Extracto del documento:
·····
In [12]:
import json
import torch
import numpy as np
from torch.utils.data import Dataset, DataLoader
from transformers import AutoModelForMaskedLM
import evaluate
from sentence_transformers import SentenceTransformer, util
from transformers import AutoModelForQuestionAnswering

# Cargar datos de entrenamiento
with open("3-corpus.json", "r", encoding="utf-8") as f:
    train_data = json.load(f)

# Cargar datos de prueba
with open("3-test-set.json", "r", encoding="utf-8") as f:
    test_data = json.load(f)

# Tokenizador y modelo BETO
MODEL_NAME = "dccuchile/bert-base-spanish-wwm-cased"
tokenizer = AutoTokenizer.from_pretrained(MODEL_NAME)
model = AutoModelForMaskedLM.from_pretrained(MODEL_NAME)

# Definición del dataset personalizado
class BETODataset(Dataset):
    def __init__(self, data, tokenizer, max_length=512):
        self.data = data
        self.tokenizer = tokenizer
        self.max_length = max_length
    
    def __len__(self):
        return len(self.data)
    
    def __getitem__(self, idx):
        query, response = self.data[idx]
        inputs = self.tokenizer(query, truncation=True, padding="max_length", max_length=self.max_length, return_tensors="pt")
        targets = self.tokenizer(response, truncation=True, padding="max_length", max_length=self.max_length, return_tensors="pt")
        return {
            "input_ids": inputs["input_ids"].squeeze(),
            "attention_mask": inputs["attention_mask"].squeeze(),
            "labels": targets["input_ids"].squeeze()
        }

# Crear dataset y DataLoader
train_dataset = BETODataset(train_data, tokenizer)
test_dataset = BETODataset(test_data, tokenizer)
train_loader = DataLoader(train_dataset, batch_size=8, shuffle=True)
test_loader = DataLoader(test_dataset, batch_size=8, shuffle=False)

# Configurar entrenamiento
training_args = TrainingArguments(
    output_dir="./results",
    evaluation_strategy="epoch",  # Evaluar después de cada época
    save_strategy="epoch",
    per_device_train_batch_size=8,  # Aumentar si hay más memoria disponible
    per_device_eval_batch_size=8,
    learning_rate=5e-5,  # Reducir si hay sobreajuste
    num_train_epochs=3,  # Aumentar si se necesita mejor ajuste
    weight_decay=0.01,
    logging_dir="./logs",
)
·····
Filas proporcionadas:

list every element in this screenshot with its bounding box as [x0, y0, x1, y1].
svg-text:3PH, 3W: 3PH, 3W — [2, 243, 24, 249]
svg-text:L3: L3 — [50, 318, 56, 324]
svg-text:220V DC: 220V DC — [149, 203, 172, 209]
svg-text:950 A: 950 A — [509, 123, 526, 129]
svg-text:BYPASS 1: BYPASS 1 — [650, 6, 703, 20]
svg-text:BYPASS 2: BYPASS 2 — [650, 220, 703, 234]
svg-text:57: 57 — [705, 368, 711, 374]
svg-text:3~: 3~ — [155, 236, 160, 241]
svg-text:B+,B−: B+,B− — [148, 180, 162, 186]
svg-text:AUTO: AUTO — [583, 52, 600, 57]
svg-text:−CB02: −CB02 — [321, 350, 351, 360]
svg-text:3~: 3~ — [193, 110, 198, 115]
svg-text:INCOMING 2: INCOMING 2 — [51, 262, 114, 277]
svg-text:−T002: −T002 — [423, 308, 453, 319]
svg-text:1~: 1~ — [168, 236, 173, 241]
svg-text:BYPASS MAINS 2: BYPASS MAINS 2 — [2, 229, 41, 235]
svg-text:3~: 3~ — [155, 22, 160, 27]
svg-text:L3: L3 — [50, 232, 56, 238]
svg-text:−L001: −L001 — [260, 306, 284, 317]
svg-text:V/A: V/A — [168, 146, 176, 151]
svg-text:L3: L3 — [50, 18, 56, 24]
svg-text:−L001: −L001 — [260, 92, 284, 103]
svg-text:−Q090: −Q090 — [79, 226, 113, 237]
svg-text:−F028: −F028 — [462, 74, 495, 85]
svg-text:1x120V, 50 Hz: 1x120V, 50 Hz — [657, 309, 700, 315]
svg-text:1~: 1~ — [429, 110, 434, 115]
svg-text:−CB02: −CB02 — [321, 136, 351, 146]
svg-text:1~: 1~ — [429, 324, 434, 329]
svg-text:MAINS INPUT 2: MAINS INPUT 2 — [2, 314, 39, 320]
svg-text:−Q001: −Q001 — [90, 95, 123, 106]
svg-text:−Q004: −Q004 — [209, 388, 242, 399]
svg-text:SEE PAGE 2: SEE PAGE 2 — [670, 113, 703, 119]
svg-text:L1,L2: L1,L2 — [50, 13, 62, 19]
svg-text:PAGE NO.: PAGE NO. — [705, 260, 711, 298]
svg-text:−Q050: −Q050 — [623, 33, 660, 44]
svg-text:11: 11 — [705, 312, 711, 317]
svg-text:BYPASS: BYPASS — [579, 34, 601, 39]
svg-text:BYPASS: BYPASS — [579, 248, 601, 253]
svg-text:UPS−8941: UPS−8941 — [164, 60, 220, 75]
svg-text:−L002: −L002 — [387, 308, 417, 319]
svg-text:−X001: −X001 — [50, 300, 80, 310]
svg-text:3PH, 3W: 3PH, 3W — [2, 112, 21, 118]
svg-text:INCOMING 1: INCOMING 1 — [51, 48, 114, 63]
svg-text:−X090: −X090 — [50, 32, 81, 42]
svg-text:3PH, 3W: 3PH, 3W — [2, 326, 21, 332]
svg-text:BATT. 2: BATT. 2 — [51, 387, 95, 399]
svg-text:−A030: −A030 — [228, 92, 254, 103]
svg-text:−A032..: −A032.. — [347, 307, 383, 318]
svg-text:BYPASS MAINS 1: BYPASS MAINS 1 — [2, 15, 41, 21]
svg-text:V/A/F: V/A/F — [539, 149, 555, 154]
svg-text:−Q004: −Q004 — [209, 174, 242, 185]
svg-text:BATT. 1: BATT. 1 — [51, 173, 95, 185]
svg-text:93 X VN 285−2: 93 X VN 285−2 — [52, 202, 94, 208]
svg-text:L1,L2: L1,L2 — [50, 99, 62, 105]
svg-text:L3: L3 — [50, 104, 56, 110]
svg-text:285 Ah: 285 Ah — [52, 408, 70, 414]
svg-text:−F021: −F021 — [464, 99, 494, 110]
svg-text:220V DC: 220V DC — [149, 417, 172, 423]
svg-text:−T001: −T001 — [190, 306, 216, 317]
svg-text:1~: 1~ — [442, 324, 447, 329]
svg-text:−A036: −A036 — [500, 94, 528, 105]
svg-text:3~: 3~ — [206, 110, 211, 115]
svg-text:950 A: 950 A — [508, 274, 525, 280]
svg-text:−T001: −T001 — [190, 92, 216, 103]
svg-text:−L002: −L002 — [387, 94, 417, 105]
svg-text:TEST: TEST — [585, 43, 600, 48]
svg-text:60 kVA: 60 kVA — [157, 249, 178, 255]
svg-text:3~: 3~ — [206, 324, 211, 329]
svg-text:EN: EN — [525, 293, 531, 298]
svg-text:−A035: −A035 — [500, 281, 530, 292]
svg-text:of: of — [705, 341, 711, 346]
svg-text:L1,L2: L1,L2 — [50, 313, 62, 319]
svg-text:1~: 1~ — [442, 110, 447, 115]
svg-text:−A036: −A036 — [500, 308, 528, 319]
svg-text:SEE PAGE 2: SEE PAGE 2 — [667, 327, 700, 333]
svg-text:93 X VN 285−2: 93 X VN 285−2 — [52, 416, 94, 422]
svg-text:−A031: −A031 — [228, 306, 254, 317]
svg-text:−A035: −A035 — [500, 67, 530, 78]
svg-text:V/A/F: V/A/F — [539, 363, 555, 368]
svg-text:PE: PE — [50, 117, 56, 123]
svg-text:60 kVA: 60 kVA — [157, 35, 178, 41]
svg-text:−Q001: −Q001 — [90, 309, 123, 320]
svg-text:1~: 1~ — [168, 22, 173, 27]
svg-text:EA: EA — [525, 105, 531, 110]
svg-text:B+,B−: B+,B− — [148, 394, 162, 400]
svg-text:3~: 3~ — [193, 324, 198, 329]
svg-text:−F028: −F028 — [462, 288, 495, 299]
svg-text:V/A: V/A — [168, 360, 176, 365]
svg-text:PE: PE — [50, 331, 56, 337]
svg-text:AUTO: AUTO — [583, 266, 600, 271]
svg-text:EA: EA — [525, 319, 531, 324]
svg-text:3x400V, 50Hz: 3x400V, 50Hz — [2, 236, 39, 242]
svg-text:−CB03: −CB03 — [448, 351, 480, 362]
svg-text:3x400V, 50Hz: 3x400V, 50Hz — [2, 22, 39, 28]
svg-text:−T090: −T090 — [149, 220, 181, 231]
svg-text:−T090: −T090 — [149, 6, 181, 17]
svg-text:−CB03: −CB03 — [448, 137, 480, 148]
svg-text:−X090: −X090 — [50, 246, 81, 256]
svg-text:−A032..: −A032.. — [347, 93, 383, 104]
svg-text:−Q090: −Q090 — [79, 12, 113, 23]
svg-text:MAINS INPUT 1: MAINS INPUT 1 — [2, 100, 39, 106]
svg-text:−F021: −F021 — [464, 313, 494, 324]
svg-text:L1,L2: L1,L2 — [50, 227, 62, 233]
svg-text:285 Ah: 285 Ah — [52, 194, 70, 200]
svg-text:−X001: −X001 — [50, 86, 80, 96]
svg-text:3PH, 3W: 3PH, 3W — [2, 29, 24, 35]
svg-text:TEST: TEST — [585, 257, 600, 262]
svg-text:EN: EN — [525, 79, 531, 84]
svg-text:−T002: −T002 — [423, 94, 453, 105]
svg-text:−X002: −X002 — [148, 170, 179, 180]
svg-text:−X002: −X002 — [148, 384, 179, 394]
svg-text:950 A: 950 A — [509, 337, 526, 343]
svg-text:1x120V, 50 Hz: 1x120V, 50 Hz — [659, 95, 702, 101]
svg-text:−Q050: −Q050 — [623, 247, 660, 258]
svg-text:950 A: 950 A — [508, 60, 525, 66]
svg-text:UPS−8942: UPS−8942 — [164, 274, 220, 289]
·····
Ejercicio escrito: Reproduce tal cual el fragmento del código de entrenamiento con BETO que empieza en "tokenizer = AutoTokenizer.from_pretrained(MODEL_NAME)" y termina en "return len(self.data)".

Respuesta del ejercicio:
tokenizer = AutoTokenizer.from_pretrained(MODEL_NAME)
model = AutoModelForMaskedLM.from_pretrained(MODEL_NAME)

# Definición del dataset personalizado
class BETODataset(Dataset):
    def __init__(self, data, tokenizer, max_length=512):
        self.data = data
        self.tokenizer = tokenizer
        self.max_length = max_length
    
    def __len__(self):
        return len(self.data)